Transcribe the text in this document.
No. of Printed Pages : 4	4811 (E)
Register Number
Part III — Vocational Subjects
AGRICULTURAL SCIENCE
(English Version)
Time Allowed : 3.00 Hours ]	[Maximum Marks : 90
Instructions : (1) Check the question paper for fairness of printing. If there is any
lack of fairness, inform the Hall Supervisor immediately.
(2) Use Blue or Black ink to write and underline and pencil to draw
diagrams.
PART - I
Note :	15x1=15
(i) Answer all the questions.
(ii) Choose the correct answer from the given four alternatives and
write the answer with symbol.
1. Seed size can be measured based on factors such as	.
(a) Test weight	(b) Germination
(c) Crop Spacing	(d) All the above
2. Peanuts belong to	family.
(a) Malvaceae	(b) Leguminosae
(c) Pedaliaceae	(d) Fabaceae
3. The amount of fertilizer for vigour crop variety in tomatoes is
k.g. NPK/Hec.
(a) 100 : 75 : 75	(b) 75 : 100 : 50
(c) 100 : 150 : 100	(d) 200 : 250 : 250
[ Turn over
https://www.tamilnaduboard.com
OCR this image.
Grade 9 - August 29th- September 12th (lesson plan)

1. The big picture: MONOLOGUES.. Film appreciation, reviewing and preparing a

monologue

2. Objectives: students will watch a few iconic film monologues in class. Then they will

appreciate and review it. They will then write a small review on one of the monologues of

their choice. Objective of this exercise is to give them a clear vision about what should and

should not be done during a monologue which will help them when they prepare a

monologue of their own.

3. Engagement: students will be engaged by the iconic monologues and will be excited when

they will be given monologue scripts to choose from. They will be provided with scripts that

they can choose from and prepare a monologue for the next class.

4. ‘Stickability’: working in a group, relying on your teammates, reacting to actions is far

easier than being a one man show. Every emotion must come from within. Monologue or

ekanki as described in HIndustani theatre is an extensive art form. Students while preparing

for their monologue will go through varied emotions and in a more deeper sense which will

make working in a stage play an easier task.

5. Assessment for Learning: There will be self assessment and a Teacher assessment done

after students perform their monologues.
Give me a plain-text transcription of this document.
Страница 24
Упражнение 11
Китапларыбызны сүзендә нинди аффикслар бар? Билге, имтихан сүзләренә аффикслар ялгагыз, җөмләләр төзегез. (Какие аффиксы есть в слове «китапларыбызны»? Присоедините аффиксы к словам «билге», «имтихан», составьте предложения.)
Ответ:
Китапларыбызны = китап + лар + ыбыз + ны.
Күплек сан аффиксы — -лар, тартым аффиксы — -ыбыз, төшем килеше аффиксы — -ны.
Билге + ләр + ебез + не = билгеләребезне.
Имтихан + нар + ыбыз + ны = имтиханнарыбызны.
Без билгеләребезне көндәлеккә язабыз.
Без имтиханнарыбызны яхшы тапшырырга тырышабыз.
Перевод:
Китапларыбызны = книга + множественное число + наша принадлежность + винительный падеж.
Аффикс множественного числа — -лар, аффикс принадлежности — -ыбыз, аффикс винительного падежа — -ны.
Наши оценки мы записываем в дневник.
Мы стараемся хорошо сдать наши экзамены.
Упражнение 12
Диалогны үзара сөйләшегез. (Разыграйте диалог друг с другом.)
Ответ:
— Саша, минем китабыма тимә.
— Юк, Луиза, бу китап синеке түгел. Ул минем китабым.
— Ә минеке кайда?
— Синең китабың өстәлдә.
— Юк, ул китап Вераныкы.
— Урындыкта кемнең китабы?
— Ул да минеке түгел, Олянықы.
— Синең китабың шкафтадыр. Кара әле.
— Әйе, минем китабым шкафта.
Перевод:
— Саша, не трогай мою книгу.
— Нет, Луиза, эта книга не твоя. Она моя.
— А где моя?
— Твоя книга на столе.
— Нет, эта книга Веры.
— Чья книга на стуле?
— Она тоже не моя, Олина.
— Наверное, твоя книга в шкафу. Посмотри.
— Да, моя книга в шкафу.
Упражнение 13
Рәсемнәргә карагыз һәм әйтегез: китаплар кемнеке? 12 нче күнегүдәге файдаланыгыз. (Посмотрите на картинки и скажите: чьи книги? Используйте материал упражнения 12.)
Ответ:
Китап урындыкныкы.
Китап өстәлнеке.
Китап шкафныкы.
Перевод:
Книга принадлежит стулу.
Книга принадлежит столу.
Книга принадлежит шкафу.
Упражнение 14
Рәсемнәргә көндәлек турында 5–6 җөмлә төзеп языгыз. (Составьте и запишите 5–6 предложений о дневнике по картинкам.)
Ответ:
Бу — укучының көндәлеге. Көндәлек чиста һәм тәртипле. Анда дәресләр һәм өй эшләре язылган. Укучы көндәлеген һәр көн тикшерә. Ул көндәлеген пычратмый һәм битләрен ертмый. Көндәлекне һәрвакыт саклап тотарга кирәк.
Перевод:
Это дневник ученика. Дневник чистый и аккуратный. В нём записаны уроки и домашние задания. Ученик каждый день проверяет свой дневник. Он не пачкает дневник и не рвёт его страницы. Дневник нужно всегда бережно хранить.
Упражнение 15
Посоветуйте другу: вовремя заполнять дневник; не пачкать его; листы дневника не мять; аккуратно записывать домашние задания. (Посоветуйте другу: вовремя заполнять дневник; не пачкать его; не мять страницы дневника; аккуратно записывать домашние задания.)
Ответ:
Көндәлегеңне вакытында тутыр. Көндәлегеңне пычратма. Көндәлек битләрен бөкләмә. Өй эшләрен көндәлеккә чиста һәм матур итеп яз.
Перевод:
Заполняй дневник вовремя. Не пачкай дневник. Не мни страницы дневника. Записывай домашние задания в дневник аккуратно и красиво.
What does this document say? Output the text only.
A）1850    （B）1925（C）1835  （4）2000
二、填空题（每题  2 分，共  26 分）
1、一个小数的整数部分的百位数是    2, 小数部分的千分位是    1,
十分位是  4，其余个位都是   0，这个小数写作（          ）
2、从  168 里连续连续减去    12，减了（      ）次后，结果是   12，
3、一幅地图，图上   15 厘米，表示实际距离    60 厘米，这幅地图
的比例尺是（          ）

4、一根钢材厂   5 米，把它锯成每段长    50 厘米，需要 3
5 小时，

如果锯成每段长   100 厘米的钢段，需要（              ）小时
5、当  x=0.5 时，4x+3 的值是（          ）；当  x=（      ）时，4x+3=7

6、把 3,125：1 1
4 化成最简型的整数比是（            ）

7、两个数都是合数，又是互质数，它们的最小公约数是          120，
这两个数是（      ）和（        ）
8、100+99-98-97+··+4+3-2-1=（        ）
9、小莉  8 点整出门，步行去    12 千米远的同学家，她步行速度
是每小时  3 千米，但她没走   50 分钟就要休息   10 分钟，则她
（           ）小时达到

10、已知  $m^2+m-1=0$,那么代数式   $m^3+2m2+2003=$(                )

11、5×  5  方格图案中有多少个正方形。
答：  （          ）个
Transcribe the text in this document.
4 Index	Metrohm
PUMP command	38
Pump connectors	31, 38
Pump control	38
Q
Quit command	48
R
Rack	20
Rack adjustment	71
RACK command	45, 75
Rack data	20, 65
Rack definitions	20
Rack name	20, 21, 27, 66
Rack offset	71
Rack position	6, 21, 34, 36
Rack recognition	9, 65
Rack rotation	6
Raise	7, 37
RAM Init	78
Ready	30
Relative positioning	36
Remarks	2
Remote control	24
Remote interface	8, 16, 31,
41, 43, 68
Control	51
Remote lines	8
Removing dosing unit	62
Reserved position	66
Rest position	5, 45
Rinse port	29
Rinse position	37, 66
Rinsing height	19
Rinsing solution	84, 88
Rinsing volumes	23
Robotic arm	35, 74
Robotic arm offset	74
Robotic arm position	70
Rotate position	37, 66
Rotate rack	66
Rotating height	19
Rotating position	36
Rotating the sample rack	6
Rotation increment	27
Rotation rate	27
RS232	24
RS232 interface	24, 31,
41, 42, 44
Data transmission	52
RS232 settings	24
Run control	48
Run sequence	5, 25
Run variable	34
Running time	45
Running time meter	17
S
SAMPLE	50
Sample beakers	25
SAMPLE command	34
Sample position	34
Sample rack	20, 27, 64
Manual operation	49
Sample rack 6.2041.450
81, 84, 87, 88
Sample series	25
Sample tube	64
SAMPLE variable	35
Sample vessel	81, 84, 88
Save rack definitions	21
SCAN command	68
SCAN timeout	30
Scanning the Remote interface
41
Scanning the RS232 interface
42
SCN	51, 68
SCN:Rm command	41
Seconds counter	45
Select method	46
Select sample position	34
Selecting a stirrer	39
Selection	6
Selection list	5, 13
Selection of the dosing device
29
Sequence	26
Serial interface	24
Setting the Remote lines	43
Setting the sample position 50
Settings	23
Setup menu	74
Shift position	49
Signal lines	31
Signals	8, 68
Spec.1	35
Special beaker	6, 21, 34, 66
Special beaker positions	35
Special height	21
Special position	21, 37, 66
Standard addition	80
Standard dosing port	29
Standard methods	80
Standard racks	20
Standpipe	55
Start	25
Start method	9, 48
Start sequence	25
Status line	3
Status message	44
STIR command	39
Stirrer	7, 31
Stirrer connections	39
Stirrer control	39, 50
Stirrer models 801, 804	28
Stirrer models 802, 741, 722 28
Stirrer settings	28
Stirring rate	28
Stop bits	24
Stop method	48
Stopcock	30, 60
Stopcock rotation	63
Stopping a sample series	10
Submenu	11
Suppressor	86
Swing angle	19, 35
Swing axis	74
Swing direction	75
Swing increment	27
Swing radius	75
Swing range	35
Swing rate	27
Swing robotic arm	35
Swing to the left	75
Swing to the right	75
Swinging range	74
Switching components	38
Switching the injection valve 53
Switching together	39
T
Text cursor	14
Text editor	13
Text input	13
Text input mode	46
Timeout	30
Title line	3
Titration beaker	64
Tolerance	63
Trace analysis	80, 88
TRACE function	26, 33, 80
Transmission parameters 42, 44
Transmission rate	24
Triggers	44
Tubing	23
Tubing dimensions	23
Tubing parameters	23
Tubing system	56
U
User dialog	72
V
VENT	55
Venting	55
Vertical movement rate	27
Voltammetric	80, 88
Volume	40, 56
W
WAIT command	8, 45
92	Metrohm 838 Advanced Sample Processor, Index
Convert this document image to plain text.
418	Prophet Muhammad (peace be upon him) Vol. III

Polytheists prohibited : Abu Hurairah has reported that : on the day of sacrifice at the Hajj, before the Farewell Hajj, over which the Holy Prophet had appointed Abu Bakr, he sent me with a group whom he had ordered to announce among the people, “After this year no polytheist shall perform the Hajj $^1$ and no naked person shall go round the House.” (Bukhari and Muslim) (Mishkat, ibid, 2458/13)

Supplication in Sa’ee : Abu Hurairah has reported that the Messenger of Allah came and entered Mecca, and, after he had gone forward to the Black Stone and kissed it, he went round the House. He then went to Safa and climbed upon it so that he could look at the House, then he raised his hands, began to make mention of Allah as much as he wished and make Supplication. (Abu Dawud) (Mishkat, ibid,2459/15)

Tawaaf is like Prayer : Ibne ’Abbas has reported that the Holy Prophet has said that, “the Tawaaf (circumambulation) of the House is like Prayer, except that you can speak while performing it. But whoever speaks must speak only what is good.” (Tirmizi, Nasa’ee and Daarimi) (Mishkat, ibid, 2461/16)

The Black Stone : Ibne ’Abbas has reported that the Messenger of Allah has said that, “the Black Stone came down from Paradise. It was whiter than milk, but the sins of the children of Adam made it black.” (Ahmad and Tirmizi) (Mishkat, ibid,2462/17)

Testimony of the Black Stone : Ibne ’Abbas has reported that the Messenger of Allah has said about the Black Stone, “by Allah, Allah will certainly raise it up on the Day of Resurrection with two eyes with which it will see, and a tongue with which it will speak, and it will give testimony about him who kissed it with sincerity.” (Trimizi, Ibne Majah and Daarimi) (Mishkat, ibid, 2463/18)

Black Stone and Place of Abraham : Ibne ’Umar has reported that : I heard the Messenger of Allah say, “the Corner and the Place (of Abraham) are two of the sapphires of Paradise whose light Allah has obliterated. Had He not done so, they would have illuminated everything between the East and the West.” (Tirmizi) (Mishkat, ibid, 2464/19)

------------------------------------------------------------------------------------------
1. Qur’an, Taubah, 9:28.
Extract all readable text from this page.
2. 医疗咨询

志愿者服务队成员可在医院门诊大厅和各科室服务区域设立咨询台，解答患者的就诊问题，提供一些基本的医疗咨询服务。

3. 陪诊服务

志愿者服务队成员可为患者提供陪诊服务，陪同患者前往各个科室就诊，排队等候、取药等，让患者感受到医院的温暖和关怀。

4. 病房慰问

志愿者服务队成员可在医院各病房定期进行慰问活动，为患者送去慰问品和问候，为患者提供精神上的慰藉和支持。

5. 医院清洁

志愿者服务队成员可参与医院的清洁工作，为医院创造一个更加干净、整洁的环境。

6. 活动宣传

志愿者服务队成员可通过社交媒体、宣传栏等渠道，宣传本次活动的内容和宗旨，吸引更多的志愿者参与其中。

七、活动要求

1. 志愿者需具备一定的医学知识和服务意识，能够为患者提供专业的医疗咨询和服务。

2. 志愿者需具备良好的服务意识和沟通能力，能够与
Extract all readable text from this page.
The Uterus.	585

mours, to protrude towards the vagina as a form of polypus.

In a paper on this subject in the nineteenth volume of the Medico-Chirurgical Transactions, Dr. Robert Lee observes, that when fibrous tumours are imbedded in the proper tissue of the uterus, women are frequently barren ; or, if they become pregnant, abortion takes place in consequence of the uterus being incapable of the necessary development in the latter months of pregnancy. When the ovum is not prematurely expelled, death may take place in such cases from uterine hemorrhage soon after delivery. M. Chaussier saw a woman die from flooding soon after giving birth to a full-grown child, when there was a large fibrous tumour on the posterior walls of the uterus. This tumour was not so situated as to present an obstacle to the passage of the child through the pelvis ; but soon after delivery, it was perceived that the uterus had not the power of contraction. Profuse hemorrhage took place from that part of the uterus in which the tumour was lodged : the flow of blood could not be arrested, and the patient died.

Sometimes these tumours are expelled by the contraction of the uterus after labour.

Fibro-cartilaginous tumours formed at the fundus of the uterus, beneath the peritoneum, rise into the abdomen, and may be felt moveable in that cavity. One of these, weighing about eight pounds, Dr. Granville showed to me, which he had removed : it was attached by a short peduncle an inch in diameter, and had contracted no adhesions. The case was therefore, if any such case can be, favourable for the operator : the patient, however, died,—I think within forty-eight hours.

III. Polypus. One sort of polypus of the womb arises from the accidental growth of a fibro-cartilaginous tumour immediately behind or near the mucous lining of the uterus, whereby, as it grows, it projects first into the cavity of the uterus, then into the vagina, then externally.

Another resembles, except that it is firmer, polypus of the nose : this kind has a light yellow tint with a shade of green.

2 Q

══════════

DIRECTIVE:
Copy each line holding the word "except" from the listing above.

ANSWER TO THIS TASK:
Tawaaf is like Prayer : Ibne ’Abbas has reported that the Holy Prophet has said that, “the Tawaaf (circumambulation) of the House is like Prayer, except that you can speak while performing it. But whoever speaks must speak only what is good.” (Tirmizi, Nasa’ee and Daarimi) (Mishkat, ibid, 2461/16)
Another resembles, except that it is firmer, polypus of the nose : this kind has a light yellow tint with a shade of green.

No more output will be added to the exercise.